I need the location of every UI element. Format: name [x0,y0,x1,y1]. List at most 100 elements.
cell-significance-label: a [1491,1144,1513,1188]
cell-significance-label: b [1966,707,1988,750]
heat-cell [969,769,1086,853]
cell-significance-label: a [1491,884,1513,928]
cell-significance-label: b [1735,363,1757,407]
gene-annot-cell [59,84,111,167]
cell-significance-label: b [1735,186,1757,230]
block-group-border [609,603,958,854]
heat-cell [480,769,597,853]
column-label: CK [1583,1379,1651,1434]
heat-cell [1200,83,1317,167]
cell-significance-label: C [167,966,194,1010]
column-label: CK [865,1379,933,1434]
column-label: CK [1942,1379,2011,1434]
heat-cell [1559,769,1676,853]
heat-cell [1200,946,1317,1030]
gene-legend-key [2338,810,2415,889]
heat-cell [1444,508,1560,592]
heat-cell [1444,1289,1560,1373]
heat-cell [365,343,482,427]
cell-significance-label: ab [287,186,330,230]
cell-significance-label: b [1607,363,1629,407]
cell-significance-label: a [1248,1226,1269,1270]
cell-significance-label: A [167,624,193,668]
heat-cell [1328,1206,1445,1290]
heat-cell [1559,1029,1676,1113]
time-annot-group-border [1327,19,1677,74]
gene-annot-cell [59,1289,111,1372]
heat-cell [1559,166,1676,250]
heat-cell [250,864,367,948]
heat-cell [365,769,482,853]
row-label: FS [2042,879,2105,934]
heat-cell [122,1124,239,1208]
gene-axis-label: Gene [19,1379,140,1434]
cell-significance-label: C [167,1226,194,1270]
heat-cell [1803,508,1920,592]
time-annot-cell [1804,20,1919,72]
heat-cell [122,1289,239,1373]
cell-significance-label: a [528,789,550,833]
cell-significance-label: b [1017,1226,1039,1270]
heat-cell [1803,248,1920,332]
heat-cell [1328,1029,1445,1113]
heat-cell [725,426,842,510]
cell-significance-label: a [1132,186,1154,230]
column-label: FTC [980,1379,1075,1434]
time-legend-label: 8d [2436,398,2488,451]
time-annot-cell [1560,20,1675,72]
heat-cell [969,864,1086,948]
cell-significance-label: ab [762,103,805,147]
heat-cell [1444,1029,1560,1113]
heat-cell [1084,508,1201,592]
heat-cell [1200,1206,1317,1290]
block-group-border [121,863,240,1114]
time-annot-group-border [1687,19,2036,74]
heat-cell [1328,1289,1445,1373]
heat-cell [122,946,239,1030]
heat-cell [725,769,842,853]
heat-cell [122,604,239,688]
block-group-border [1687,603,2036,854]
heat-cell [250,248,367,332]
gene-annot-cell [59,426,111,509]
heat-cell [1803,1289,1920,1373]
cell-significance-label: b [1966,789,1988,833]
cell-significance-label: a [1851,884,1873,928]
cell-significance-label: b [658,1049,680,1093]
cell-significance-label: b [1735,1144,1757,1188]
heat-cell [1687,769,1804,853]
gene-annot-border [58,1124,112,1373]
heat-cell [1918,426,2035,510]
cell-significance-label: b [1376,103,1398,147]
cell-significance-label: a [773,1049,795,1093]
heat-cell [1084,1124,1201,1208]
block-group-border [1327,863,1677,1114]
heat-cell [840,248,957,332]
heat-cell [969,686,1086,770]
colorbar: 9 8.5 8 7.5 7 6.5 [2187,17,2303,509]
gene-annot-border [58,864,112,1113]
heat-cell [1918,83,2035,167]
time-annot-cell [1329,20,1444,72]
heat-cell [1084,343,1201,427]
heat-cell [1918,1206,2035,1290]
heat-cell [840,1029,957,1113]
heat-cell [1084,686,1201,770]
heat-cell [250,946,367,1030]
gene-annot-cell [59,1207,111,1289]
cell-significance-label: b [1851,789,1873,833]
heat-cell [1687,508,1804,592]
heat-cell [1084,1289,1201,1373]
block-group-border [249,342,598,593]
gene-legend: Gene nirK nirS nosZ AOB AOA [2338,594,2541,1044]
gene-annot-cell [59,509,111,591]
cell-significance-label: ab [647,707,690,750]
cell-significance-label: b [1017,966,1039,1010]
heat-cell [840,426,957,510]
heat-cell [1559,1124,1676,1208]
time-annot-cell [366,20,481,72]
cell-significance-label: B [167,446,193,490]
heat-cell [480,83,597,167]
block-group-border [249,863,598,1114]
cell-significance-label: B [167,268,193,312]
....................
Task requirements
Exactly as they appear above, give the entries again.

Result of this exercise
I need the location of every UI element. Format: name [x0,y0,x1,y1]. List at most 100 elements.
cell-significance-label: a [1491,1144,1513,1188]
cell-significance-label: b [1966,707,1988,750]
heat-cell [969,769,1086,853]
cell-significance-label: a [1491,884,1513,928]
cell-significance-label: b [1735,363,1757,407]
gene-annot-cell [59,84,111,167]
cell-significance-label: b [1735,186,1757,230]
block-group-border [609,603,958,854]
heat-cell [480,769,597,853]
column-label: CK [1583,1379,1651,1434]
heat-cell [1200,83,1317,167]
cell-significance-label: C [167,966,194,1010]
column-label: CK [865,1379,933,1434]
column-label: CK [1942,1379,2011,1434]
heat-cell [1559,769,1676,853]
heat-cell [1200,946,1317,1030]
gene-legend-key [2338,810,2415,889]
heat-cell [1444,508,1560,592]
heat-cell [1444,1289,1560,1373]
heat-cell [365,343,482,427]
cell-significance-label: ab [287,186,330,230]
cell-significance-label: b [1607,363,1629,407]
cell-significance-label: a [1248,1226,1269,1270]
cell-significance-label: A [167,624,193,668]
heat-cell [1328,1206,1445,1290]
heat-cell [1559,1029,1676,1113]
time-annot-group-border [1327,19,1677,74]
gene-annot-cell [59,1289,111,1372]
heat-cell [1559,166,1676,250]
heat-cell [250,864,367,948]
heat-cell [365,769,482,853]
row-label: FS [2042,879,2105,934]
heat-cell [122,1124,239,1208]
gene-axis-label: Gene [19,1379,140,1434]
cell-significance-label: C [167,1226,194,1270]
heat-cell [1803,508,1920,592]
time-annot-cell [1804,20,1919,72]
heat-cell [122,1289,239,1373]
cell-significance-label: a [528,789,550,833]
cell-significance-label: b [1017,1226,1039,1270]
heat-cell [1803,248,1920,332]
heat-cell [1328,1029,1445,1113]
heat-cell [725,426,842,510]
cell-significance-label: a [1132,186,1154,230]
column-label: FTC [980,1379,1075,1434]
time-legend-label: 8d [2436,398,2488,451]
time-annot-cell [1560,20,1675,72]
heat-cell [969,864,1086,948]
cell-significance-label: ab [762,103,805,147]
heat-cell [1444,1029,1560,1113]
heat-cell [1084,508,1201,592]
heat-cell [1200,1206,1317,1290]
block-group-border [121,863,240,1114]
time-annot-group-border [1687,19,2036,74]
heat-cell [1328,1289,1445,1373]
heat-cell [122,946,239,1030]
heat-cell [725,769,842,853]
heat-cell [122,604,239,688]
block-group-border [1687,603,2036,854]
heat-cell [250,248,367,332]
gene-annot-cell [59,426,111,509]
heat-cell [1803,1289,1920,1373]
cell-significance-label: b [1966,789,1988,833]
cell-significance-label: a [1851,884,1873,928]
cell-significance-label: b [658,1049,680,1093]
cell-significance-label: b [1735,1144,1757,1188]
heat-cell [1687,769,1804,853]
gene-annot-border [58,1124,112,1373]
heat-cell [1918,426,2035,510]
cell-significance-label: b [1376,103,1398,147]
cell-significance-label: a [773,1049,795,1093]
heat-cell [1084,1124,1201,1208]
block-group-border [1327,863,1677,1114]
heat-cell [840,248,957,332]
heat-cell [969,686,1086,770]
colorbar: 9 8.5 8 7.5 7 6.5 [2187,17,2303,509]
gene-annot-border [58,864,112,1113]
heat-cell [1918,83,2035,167]
time-annot-cell [1329,20,1444,72]
heat-cell [1084,343,1201,427]
heat-cell [1918,1206,2035,1290]
heat-cell [840,1029,957,1113]
heat-cell [1084,686,1201,770]
heat-cell [250,946,367,1030]
gene-annot-cell [59,1207,111,1289]
cell-significance-label: b [1851,789,1873,833]
heat-cell [1687,508,1804,592]
heat-cell [1084,1289,1201,1373]
block-group-border [249,342,598,593]
gene-legend: Gene nirK nirS nosZ AOB AOA [2338,594,2541,1044]
gene-annot-cell [59,509,111,591]
cell-significance-label: ab [647,707,690,750]
cell-significance-label: b [1017,966,1039,1010]
heat-cell [840,426,957,510]
heat-cell [1559,1124,1676,1208]
time-annot-cell [366,20,481,72]
cell-significance-label: B [167,446,193,490]
heat-cell [480,83,597,167]
block-group-border [249,863,598,1114]
cell-significance-label: B [167,268,193,312]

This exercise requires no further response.